**Set exercise**:
Report only how many lines of the entries below contain the string "into".
****************************************
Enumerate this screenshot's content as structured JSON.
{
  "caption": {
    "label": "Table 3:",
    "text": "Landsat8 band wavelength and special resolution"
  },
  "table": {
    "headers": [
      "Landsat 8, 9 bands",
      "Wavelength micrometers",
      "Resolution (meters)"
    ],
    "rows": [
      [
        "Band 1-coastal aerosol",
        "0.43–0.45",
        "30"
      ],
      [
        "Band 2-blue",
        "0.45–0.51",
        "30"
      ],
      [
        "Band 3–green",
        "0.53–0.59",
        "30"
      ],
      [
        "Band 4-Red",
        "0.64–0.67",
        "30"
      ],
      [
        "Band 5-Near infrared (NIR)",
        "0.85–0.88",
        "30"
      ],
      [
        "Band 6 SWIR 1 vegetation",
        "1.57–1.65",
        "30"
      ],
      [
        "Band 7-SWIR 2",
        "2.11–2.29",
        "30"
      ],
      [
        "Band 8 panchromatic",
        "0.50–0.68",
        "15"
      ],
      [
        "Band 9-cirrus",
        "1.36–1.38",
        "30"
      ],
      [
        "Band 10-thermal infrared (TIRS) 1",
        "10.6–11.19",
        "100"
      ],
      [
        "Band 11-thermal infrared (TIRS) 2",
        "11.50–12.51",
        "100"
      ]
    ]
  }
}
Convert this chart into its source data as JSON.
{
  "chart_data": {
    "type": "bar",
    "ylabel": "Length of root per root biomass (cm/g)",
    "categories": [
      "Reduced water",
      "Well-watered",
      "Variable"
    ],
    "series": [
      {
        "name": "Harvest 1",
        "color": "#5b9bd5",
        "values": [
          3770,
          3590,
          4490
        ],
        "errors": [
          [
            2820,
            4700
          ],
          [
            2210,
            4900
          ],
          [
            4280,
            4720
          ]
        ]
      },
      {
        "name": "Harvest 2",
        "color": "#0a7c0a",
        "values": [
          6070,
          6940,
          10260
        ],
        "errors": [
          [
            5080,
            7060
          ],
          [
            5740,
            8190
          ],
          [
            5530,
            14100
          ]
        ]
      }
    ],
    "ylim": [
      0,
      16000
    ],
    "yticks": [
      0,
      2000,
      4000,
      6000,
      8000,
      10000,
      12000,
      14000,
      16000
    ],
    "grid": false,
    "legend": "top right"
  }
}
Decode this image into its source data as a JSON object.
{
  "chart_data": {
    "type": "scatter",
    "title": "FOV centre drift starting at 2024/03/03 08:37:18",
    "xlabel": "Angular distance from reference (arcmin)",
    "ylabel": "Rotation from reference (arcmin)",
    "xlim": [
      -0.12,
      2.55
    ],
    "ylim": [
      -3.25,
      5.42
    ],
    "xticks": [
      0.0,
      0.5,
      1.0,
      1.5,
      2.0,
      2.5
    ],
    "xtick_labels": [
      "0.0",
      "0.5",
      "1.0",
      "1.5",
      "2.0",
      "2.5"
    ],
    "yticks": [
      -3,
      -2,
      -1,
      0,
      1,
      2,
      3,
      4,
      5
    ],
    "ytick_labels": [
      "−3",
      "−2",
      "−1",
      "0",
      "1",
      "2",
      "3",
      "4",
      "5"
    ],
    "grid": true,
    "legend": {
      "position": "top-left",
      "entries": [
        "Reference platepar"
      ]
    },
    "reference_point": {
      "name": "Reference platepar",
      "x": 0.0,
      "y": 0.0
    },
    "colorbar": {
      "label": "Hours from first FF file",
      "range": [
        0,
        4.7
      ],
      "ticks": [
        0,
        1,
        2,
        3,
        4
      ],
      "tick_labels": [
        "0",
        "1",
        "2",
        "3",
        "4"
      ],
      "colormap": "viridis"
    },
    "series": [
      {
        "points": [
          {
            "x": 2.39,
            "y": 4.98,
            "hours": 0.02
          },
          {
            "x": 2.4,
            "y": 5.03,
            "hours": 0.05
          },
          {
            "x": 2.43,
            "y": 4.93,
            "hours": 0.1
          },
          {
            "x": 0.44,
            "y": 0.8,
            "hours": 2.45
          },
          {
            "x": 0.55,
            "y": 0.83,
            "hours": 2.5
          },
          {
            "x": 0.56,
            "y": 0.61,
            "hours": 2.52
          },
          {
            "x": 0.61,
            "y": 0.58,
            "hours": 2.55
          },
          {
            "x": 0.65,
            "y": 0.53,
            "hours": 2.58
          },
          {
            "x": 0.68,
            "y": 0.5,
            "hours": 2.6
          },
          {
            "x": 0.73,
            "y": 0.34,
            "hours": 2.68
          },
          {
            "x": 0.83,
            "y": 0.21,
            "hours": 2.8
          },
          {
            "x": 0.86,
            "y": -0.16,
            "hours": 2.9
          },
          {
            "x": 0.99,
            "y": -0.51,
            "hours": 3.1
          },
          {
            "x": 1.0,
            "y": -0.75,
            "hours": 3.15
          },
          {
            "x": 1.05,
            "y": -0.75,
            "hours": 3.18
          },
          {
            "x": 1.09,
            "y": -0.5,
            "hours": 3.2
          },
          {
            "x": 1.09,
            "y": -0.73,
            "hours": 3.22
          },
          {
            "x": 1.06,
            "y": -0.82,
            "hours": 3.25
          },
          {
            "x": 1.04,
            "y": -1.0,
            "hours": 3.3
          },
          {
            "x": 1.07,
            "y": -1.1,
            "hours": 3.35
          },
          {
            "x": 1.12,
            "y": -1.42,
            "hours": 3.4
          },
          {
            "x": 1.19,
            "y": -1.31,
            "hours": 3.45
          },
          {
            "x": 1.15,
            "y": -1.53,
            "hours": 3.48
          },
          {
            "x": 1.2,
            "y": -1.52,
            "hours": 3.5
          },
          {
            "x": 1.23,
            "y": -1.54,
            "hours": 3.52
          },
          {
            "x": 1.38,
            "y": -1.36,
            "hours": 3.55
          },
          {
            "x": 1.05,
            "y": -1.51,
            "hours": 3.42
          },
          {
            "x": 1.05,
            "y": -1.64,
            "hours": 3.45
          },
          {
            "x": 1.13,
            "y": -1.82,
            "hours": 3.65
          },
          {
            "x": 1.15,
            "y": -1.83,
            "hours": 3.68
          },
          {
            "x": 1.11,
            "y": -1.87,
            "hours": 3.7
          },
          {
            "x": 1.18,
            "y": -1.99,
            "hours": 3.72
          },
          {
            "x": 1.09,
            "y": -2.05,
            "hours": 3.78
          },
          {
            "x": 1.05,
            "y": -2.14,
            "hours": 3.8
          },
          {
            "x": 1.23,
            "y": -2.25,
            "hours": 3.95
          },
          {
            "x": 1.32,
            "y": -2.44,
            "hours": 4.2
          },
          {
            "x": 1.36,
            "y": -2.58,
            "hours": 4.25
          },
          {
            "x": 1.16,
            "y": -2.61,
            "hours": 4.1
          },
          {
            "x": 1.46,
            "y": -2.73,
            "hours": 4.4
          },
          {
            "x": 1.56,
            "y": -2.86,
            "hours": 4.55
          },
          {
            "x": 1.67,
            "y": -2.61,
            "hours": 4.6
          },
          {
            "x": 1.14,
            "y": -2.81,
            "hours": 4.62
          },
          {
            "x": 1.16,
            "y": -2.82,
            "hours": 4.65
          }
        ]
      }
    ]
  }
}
****************************************
**Full answer**:
2